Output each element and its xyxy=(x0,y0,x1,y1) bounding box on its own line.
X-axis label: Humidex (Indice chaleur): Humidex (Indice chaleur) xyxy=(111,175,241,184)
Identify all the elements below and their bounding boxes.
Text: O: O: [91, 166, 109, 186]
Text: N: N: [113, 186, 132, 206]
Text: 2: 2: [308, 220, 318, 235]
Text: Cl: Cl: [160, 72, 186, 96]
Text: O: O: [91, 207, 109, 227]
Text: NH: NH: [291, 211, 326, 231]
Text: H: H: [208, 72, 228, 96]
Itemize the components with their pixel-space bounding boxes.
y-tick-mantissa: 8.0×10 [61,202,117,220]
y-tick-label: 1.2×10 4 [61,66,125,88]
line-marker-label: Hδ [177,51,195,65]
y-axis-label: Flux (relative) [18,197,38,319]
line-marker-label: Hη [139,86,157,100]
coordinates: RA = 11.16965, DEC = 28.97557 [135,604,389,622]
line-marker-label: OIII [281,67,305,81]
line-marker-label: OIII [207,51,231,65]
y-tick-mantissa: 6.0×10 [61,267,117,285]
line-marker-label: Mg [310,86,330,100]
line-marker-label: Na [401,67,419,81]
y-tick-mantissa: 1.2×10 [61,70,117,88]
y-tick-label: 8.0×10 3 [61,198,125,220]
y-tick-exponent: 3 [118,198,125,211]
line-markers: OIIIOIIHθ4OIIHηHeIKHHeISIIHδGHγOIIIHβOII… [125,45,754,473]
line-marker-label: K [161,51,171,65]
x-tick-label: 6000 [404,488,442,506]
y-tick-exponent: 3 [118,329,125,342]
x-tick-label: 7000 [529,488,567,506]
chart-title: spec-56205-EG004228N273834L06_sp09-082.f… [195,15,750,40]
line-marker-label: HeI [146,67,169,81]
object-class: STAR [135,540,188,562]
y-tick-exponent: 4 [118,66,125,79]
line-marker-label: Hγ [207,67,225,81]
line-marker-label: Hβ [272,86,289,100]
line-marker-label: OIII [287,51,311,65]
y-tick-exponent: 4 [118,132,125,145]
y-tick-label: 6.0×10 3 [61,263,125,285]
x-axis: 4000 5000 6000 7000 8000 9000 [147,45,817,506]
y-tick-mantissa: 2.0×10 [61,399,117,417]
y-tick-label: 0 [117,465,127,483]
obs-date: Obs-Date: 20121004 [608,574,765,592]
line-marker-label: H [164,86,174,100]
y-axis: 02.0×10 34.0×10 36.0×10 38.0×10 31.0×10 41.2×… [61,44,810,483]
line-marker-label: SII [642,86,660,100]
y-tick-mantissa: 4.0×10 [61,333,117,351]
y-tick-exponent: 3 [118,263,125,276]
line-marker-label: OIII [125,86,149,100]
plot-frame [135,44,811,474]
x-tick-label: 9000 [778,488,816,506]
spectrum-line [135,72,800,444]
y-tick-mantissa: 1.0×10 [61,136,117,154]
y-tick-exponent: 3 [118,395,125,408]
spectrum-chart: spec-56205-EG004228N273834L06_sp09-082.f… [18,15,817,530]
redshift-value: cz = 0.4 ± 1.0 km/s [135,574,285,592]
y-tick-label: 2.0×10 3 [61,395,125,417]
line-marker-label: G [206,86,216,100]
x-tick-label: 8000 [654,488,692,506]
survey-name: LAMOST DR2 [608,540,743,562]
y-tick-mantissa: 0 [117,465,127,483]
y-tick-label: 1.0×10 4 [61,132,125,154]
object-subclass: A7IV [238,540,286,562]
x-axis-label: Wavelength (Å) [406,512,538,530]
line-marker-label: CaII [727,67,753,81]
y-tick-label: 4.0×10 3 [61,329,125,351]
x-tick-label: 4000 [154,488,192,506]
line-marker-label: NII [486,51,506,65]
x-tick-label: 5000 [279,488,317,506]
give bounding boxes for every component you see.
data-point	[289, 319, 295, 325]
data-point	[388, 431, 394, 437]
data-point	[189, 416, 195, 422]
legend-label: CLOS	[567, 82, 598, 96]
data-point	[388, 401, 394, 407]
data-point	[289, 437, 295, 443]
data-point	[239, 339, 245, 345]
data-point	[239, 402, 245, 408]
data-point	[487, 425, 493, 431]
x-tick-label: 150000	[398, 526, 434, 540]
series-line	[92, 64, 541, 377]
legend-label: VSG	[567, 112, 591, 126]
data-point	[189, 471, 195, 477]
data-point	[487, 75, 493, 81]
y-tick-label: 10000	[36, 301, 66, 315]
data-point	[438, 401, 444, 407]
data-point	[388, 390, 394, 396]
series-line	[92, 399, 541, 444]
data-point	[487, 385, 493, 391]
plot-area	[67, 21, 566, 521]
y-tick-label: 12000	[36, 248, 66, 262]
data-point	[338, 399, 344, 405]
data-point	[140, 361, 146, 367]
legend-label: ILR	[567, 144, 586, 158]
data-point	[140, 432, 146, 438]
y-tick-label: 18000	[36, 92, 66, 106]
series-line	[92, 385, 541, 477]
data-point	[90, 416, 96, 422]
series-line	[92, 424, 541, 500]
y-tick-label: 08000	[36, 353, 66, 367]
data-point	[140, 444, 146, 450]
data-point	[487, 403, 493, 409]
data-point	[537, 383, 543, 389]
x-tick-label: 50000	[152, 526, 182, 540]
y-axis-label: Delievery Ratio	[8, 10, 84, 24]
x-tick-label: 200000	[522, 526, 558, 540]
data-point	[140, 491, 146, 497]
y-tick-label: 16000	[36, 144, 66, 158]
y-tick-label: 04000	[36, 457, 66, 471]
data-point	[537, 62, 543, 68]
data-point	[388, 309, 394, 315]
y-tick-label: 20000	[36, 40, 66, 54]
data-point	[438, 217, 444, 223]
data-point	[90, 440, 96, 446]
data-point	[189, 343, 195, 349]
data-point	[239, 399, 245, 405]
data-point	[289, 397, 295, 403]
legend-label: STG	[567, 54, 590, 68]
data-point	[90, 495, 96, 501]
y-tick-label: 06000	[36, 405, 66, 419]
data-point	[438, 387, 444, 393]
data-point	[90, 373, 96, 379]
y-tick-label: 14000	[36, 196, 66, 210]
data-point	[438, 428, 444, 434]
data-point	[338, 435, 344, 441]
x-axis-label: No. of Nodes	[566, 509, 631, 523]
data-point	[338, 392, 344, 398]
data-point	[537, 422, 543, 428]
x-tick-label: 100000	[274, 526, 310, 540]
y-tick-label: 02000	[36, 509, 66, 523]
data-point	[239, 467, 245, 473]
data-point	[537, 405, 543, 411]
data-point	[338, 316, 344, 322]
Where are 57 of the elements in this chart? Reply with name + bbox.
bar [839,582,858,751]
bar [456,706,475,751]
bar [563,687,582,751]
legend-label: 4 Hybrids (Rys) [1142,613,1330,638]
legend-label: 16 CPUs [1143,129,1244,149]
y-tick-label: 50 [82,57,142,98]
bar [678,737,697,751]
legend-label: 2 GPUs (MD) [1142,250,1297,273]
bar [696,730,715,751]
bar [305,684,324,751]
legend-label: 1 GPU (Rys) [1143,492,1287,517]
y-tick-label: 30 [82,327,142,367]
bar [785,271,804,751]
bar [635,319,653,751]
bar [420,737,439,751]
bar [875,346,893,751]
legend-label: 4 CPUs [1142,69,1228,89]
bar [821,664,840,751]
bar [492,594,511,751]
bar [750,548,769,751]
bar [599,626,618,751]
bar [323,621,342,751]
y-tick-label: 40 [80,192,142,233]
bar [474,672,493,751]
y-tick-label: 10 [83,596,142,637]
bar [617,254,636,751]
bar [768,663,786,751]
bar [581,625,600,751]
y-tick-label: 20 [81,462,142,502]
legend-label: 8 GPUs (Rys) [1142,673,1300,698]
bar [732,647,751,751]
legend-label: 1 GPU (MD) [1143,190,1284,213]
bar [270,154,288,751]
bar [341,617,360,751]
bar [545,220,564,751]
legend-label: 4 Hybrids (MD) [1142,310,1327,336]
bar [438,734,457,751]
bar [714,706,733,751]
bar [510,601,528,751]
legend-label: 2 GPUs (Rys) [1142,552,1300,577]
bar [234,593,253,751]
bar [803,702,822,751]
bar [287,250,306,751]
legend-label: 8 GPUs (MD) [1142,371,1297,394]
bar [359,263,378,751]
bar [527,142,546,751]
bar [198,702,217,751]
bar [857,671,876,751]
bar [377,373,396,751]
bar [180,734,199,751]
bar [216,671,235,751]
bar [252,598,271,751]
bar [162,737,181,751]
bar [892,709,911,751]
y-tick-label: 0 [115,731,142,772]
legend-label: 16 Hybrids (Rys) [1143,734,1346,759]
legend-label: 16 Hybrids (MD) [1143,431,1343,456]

### WHAT THE TASK REQUIRES
Copy the records word for word, from the first line through the line containing "Text: O: O: [91, 166, 109, 186]", including that line.

### SOLUTION TO THE EXERCISE
Output each element and its xyxy=(x0,y0,x1,y1) bounding box on its own line.
X-axis label: Humidex (Indice chaleur): Humidex (Indice chaleur) xyxy=(111,175,241,184)
Identify all the elements below and their bounding boxes.
Text: O: O: [91, 166, 109, 186]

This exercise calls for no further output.